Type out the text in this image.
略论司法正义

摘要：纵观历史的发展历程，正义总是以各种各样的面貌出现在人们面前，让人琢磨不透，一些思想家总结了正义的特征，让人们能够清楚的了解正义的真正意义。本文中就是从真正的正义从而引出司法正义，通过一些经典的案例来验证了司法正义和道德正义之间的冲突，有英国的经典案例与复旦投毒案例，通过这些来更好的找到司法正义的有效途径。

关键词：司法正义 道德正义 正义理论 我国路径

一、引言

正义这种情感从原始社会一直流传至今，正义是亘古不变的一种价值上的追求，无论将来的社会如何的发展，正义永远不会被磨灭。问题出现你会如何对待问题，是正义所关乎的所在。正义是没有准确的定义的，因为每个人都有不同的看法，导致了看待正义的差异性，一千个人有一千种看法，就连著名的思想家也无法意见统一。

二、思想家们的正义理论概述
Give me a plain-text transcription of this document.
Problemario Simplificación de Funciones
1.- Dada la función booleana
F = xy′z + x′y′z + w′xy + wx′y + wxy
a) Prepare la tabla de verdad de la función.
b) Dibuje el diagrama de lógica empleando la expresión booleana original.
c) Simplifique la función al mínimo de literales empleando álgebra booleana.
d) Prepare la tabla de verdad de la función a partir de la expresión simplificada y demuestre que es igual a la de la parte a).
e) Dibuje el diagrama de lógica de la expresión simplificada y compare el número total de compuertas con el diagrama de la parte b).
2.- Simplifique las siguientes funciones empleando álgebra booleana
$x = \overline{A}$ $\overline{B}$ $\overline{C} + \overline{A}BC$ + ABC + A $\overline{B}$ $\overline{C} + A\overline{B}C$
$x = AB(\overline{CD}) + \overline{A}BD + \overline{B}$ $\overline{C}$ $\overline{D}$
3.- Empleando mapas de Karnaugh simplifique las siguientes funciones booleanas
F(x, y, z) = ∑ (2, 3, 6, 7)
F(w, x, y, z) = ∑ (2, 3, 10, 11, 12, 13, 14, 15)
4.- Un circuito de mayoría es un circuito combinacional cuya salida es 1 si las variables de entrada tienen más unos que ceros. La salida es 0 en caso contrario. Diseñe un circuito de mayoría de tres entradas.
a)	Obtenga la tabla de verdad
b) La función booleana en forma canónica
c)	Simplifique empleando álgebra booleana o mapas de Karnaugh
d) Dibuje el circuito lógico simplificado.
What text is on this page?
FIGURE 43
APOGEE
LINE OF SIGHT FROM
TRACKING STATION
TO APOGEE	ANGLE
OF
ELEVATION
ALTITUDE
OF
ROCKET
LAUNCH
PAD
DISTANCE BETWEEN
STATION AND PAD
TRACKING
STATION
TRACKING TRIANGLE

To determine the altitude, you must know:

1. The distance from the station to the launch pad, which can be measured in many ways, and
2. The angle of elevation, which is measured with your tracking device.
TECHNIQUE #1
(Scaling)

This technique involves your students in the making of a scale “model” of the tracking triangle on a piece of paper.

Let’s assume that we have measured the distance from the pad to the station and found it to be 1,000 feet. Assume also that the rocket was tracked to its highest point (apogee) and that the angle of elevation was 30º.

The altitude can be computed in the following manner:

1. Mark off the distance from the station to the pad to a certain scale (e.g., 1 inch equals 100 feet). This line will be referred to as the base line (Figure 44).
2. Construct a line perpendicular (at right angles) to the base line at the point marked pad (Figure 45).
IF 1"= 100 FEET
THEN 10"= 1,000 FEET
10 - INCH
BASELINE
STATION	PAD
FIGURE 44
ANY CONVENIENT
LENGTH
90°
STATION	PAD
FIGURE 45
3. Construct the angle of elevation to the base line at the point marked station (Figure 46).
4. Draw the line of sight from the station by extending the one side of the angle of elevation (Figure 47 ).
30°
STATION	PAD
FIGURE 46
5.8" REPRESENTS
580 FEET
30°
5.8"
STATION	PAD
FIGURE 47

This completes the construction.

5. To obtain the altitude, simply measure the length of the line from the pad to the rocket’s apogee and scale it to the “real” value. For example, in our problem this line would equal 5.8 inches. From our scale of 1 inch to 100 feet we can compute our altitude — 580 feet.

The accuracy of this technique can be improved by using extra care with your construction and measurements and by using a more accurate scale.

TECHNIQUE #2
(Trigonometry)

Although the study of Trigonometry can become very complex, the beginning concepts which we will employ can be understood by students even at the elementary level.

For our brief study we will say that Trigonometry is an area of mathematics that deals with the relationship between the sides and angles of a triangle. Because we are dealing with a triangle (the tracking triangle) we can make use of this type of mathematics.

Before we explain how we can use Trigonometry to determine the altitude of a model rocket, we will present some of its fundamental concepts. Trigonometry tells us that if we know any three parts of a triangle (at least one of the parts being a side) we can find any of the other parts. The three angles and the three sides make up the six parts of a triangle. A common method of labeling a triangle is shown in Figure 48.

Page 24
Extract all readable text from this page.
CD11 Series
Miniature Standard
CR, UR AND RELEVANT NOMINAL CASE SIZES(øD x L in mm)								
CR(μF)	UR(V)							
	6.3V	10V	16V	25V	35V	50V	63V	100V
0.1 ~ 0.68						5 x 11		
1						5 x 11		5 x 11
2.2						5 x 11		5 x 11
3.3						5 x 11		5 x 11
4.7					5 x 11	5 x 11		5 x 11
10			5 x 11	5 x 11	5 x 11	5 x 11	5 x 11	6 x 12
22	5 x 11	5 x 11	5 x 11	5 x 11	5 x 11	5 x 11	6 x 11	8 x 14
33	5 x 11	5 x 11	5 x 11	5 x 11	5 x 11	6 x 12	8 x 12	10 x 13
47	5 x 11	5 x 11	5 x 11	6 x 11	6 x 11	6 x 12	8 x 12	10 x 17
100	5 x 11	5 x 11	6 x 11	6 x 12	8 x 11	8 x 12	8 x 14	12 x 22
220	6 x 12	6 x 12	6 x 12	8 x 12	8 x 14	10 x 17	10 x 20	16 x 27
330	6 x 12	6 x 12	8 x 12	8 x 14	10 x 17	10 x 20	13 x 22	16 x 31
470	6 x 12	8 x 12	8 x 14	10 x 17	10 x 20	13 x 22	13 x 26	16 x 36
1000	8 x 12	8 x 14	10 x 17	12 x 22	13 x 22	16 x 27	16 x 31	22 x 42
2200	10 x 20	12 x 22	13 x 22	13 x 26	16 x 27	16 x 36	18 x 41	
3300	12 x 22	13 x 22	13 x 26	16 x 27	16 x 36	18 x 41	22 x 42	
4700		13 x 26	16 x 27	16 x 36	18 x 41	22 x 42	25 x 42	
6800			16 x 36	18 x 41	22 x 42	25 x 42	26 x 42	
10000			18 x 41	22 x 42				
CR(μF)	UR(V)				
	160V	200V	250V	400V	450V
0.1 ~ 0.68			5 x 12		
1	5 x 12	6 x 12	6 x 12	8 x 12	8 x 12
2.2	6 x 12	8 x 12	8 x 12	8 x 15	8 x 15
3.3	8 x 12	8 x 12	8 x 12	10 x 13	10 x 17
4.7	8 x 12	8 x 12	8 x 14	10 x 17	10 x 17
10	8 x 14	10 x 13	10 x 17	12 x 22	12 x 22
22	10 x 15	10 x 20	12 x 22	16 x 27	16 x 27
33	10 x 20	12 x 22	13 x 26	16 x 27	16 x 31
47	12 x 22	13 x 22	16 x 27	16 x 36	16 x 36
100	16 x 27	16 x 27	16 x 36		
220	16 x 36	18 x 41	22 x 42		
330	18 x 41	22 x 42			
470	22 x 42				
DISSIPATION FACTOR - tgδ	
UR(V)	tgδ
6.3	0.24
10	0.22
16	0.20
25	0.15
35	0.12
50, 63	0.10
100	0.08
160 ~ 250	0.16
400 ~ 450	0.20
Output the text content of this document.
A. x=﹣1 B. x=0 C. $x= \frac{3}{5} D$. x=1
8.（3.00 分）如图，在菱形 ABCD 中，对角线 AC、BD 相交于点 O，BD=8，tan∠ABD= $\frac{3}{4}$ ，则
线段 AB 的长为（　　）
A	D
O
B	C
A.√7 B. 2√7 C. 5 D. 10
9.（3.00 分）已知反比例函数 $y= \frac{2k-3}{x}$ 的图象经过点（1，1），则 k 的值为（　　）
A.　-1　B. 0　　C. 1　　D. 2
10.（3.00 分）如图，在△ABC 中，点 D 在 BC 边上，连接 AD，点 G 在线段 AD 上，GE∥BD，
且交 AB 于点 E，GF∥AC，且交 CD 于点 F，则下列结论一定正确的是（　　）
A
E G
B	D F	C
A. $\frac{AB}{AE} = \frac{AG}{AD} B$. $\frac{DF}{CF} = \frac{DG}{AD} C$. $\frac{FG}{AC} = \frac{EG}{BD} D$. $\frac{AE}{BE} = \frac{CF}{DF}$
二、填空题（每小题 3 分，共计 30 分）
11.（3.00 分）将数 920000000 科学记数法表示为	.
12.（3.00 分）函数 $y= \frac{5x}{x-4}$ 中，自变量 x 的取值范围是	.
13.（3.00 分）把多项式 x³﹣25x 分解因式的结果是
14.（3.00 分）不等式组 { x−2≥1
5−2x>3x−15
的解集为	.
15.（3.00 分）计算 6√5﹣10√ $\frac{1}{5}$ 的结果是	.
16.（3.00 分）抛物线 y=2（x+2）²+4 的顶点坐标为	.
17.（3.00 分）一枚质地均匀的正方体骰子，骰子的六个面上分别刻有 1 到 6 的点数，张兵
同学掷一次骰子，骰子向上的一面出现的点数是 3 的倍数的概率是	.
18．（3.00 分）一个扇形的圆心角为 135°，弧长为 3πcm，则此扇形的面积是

### The problem
Where a line holds "students", copy it out.

### Expected answer
This technique involves your students in the making of a scale “model” of the tracking triangle on a piece of paper.
Although the study of Trigonometry can become very complex, the beginning concepts which we will employ can be understood by students even at the elementary level.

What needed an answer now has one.